◆ **EXERCISE PROMPT**
Extract every line from the records below that contains the word "Tightening".
□ □ □ □
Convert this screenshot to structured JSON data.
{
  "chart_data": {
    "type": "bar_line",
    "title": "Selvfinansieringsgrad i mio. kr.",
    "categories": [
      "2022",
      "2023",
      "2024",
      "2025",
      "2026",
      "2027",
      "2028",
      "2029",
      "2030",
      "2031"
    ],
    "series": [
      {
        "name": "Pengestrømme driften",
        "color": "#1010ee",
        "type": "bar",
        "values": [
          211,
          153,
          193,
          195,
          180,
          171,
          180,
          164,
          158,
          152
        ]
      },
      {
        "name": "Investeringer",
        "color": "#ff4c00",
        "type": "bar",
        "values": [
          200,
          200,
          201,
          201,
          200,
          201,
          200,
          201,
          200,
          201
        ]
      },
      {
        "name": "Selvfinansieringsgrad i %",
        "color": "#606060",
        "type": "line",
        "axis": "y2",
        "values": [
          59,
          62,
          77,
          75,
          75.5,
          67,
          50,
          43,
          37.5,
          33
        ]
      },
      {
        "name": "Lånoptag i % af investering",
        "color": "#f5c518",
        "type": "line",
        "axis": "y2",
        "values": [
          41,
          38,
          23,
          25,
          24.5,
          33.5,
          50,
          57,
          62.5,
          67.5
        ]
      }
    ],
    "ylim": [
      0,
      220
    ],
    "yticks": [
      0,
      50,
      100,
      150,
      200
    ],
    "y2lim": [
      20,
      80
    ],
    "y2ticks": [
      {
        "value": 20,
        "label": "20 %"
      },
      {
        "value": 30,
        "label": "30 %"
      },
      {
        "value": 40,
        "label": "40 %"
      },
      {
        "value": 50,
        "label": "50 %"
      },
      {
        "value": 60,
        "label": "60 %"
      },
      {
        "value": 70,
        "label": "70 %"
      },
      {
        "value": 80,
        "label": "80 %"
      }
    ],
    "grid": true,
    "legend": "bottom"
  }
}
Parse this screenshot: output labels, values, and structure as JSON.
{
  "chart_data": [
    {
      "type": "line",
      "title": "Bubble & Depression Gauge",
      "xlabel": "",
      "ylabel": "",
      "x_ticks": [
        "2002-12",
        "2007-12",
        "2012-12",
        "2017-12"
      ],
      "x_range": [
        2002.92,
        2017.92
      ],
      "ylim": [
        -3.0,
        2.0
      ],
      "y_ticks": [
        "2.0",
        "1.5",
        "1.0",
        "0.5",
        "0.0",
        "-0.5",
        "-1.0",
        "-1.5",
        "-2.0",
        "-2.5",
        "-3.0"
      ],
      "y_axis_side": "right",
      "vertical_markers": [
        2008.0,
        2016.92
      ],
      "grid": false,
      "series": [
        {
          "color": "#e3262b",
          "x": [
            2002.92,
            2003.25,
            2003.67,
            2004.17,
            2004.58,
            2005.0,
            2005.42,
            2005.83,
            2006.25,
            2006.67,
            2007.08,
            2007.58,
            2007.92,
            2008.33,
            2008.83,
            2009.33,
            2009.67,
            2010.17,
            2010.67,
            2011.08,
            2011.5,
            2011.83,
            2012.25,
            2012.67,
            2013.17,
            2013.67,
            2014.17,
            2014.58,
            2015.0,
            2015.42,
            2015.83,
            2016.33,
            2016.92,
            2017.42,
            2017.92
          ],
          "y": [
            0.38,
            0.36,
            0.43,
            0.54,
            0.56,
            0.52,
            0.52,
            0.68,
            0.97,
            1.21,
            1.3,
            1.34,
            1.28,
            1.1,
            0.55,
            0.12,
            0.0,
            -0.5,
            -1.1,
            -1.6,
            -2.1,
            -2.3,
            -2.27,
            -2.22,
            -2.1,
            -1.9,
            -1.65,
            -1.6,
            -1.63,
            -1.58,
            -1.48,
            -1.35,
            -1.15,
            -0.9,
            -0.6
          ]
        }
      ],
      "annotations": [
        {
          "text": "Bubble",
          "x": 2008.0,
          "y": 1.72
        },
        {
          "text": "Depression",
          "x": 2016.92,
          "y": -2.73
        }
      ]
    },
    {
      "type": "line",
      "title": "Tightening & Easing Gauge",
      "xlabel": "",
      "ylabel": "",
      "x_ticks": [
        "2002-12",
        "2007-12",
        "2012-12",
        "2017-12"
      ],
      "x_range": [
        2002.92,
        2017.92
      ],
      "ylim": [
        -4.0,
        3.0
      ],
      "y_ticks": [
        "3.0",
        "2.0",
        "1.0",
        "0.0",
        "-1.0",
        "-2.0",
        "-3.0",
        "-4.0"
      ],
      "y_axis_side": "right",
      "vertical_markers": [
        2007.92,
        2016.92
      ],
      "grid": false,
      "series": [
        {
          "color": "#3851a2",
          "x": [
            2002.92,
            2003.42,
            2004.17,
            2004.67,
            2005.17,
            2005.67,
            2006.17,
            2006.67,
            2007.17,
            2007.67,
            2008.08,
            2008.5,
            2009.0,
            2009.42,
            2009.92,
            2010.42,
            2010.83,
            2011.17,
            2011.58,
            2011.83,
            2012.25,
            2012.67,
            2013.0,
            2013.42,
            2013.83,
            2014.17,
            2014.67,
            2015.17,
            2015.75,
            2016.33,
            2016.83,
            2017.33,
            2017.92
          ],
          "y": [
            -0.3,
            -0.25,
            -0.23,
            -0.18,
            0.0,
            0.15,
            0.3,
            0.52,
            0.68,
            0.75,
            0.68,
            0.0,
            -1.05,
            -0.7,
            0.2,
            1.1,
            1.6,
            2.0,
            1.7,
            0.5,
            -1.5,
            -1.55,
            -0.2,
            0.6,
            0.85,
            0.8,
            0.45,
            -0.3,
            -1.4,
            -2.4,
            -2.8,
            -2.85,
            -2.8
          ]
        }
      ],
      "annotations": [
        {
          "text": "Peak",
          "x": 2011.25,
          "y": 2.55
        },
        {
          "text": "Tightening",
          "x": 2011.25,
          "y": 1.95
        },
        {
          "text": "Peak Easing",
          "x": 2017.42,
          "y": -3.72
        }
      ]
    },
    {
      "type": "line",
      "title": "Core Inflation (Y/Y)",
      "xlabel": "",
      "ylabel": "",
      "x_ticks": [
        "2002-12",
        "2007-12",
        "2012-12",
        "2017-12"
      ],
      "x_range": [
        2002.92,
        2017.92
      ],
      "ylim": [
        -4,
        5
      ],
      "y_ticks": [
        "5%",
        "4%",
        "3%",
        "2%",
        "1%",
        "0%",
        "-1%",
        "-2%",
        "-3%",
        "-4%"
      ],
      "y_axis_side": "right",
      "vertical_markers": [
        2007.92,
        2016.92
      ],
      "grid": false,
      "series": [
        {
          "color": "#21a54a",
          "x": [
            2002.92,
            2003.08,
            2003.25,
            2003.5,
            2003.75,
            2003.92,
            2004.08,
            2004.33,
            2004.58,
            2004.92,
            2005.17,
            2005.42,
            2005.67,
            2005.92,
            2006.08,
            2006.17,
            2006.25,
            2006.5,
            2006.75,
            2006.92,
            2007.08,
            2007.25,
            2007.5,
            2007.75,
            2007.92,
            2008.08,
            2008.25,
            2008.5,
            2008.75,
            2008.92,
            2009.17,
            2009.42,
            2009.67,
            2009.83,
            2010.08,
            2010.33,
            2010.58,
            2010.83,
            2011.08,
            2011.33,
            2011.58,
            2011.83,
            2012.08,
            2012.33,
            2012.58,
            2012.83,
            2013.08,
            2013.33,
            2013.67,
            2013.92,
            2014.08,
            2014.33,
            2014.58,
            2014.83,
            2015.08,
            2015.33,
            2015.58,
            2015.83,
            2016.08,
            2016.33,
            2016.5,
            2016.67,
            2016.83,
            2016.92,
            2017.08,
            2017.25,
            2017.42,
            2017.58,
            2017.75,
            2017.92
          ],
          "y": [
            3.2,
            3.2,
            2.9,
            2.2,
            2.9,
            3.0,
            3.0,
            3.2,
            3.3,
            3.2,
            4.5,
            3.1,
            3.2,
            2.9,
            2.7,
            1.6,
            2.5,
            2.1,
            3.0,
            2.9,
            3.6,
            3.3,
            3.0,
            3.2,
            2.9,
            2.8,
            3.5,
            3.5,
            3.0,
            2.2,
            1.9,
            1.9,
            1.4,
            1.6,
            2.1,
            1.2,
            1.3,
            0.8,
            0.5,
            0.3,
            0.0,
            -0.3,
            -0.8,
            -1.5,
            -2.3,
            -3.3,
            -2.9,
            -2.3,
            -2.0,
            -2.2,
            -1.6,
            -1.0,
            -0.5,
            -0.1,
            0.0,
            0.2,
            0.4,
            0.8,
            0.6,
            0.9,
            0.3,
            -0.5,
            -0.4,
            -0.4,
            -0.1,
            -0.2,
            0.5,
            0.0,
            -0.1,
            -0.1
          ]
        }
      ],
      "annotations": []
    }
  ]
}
□ □ □ □
◆ **EXPECTED ANSWER**
      "title": "Tightening & Easing Gauge",
          "text": "Tightening",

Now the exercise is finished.